* Work instructions
Look through the records below, and copy out every line that holds the string "콘텐츠를".

[START OF Material provided]

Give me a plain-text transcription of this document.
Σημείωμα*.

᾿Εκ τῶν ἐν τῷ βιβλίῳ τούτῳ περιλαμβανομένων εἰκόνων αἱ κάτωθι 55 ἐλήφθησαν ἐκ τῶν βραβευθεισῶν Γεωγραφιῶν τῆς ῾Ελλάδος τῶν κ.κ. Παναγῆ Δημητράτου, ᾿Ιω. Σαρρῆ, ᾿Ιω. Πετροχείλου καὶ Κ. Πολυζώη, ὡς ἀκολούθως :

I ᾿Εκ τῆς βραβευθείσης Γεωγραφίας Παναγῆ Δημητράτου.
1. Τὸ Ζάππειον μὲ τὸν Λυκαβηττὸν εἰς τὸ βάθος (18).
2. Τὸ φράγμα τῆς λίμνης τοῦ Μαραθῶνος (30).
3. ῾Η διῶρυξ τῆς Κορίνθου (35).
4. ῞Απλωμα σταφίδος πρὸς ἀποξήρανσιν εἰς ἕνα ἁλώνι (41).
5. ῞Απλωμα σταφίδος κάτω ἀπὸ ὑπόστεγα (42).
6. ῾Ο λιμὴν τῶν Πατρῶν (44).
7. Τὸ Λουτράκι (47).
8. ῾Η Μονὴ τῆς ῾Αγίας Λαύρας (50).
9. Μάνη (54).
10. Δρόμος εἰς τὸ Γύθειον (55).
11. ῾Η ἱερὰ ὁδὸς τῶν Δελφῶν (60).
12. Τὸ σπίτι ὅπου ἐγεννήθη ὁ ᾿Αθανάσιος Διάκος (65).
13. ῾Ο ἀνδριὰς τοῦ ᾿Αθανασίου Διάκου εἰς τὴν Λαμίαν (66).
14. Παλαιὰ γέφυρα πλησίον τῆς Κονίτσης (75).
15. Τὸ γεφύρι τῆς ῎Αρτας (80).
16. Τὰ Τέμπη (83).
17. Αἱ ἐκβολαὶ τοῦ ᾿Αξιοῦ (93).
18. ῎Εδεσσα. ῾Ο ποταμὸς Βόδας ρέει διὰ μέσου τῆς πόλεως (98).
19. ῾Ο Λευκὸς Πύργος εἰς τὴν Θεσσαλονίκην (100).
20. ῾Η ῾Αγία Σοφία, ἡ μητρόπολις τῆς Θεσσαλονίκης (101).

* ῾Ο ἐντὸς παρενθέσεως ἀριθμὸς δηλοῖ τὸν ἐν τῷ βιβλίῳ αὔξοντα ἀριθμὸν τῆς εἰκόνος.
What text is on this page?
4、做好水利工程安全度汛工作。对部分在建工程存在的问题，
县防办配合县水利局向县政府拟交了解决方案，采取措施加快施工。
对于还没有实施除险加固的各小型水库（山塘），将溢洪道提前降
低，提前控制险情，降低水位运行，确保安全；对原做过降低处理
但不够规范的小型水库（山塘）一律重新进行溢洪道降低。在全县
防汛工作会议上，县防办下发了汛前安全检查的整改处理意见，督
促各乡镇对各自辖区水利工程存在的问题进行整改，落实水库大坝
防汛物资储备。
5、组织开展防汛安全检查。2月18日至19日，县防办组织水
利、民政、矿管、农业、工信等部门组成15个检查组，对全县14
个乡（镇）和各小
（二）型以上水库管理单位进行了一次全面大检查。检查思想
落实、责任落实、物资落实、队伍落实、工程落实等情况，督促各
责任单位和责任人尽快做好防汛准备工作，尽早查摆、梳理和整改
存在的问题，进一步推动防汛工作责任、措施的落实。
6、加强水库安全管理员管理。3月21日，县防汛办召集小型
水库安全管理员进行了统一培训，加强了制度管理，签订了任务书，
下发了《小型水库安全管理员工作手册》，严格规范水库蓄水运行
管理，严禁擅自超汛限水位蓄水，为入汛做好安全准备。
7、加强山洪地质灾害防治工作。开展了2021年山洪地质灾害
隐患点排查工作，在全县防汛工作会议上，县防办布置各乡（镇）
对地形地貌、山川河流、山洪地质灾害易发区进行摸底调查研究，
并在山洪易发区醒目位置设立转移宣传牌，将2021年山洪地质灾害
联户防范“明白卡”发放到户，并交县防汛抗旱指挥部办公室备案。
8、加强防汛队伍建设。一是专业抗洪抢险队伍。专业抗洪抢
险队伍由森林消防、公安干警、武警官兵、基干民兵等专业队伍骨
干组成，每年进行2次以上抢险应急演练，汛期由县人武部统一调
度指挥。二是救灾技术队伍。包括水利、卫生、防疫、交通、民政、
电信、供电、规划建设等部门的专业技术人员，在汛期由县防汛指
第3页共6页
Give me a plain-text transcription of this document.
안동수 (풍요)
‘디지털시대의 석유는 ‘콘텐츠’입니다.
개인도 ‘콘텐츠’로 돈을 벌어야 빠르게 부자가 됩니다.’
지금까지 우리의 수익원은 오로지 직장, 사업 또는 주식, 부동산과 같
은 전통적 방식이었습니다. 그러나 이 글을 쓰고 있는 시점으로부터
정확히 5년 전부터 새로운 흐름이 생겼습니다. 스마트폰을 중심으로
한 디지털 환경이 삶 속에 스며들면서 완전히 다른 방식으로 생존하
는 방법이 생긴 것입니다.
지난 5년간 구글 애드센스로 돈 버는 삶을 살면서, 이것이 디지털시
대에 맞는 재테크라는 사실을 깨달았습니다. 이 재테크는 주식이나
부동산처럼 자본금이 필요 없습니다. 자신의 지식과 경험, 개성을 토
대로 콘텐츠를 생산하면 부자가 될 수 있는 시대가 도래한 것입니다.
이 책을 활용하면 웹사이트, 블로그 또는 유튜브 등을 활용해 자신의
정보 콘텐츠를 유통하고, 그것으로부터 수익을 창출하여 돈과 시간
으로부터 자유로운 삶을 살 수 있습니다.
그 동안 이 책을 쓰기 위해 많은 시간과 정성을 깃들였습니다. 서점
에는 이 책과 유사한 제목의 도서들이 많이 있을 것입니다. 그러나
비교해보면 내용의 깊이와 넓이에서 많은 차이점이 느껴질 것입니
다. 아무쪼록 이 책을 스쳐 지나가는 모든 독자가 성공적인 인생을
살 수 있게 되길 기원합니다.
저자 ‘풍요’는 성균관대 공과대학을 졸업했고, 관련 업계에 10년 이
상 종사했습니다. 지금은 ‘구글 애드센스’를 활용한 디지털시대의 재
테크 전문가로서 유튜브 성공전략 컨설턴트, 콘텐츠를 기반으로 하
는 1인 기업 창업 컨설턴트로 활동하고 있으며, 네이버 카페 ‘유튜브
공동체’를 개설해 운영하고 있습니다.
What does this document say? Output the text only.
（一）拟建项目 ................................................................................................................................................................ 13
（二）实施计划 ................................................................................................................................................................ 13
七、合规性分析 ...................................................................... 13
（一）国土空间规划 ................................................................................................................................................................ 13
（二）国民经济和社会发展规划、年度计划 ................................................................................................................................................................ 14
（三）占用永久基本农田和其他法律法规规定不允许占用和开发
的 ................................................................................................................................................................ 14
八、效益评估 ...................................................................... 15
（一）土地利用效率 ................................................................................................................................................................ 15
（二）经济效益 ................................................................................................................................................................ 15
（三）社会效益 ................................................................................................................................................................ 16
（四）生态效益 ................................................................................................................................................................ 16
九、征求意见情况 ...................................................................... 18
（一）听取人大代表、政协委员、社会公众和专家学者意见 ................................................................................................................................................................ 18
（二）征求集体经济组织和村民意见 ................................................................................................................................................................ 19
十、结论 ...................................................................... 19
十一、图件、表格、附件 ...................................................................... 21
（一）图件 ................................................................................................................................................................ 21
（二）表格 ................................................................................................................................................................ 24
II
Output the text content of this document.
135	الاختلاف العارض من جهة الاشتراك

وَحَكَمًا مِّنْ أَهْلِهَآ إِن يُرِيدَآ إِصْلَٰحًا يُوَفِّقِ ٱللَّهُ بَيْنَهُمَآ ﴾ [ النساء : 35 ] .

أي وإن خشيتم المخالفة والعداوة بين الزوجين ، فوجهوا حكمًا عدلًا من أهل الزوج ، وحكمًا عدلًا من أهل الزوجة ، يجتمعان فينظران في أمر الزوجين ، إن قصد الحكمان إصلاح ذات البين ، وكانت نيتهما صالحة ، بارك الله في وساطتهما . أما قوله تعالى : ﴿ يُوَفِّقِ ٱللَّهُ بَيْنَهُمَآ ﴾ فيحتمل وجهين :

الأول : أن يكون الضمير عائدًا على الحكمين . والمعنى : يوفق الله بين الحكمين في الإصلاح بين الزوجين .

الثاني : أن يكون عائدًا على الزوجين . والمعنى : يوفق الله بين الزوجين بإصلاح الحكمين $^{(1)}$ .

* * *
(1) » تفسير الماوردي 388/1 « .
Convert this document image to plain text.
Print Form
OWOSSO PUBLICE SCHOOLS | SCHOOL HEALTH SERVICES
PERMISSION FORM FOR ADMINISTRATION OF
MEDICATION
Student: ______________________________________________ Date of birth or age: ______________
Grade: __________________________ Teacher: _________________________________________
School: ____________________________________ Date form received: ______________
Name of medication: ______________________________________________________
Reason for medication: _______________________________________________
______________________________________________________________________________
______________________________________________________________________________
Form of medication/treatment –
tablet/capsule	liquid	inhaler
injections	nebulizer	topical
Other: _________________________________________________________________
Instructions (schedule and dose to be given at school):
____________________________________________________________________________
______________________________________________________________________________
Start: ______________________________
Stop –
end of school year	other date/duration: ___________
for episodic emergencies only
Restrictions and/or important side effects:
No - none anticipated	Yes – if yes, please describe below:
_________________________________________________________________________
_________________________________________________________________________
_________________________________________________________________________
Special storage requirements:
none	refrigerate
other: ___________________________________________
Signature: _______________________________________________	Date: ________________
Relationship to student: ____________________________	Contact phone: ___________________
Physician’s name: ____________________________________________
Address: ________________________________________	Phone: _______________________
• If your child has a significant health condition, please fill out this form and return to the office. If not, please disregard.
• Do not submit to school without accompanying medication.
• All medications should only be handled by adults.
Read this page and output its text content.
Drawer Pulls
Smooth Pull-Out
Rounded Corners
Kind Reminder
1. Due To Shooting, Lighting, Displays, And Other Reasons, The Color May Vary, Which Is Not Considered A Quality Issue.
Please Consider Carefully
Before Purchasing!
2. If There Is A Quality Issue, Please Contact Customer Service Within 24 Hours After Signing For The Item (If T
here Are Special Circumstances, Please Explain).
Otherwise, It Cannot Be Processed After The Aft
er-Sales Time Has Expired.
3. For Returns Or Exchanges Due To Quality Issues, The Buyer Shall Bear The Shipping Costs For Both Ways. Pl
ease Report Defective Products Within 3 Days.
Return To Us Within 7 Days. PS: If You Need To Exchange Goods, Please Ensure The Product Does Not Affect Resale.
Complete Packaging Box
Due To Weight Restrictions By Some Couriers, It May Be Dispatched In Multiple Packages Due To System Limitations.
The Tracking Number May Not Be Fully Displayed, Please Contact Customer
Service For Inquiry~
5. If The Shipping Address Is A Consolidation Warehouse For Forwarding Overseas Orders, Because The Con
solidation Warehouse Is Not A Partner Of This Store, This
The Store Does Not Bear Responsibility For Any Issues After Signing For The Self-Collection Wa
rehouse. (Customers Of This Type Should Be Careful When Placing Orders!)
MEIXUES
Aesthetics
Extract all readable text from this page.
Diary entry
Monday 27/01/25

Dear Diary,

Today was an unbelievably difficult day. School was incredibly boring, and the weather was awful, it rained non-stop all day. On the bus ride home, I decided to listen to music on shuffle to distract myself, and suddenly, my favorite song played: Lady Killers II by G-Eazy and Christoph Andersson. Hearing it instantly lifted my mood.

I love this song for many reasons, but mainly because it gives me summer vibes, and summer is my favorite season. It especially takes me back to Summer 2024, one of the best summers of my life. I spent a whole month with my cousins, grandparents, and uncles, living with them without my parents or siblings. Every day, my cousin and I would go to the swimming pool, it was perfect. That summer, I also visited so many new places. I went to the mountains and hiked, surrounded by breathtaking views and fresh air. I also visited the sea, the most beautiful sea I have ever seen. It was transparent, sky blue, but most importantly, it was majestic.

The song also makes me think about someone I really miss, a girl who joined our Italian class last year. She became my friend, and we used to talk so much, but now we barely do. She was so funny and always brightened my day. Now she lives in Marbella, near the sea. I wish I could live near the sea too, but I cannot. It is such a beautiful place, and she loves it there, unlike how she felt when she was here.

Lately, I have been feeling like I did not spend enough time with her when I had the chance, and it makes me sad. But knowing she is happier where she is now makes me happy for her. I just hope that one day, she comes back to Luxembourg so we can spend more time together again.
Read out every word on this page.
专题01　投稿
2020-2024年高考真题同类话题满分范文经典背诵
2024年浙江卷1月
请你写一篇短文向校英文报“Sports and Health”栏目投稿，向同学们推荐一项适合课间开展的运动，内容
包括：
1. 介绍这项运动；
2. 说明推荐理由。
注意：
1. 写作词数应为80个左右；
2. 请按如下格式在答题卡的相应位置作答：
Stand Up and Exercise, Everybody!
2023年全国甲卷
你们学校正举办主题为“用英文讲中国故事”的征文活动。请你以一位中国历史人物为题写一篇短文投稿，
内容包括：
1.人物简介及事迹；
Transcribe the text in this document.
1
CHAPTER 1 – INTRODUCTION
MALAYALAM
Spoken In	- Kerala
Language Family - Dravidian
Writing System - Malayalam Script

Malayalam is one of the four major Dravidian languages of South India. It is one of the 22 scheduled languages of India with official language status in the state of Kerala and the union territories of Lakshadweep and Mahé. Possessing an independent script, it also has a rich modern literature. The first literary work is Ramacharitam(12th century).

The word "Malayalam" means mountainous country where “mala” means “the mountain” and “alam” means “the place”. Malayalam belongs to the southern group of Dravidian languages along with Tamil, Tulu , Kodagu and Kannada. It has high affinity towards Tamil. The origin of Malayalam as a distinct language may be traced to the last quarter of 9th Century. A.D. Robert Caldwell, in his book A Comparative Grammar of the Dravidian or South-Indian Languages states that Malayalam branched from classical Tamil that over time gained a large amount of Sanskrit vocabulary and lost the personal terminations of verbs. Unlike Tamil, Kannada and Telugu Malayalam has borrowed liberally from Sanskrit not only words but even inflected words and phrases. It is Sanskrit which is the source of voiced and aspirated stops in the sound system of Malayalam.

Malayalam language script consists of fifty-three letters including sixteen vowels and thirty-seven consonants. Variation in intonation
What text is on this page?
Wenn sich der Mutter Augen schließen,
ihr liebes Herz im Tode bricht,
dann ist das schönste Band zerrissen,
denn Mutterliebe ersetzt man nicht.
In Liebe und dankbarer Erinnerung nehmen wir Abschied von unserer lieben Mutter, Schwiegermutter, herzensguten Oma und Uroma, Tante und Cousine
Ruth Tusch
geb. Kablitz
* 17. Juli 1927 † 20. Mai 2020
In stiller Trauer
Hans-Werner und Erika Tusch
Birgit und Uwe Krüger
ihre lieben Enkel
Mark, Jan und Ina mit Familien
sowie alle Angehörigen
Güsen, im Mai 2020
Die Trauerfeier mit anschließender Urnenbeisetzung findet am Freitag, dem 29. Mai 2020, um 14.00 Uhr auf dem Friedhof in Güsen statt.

[END OF Material provided]

* Task answer
대로 콘텐츠를 생산하면 부자가 될 수 있는 시대가 도래한 것입니다.
정보 콘텐츠를 유통하고, 그것으로부터 수익을 창출하여 돈과 시간
테크 전문가로서 유튜브 성공전략 컨설턴트, 콘텐츠를 기반으로 하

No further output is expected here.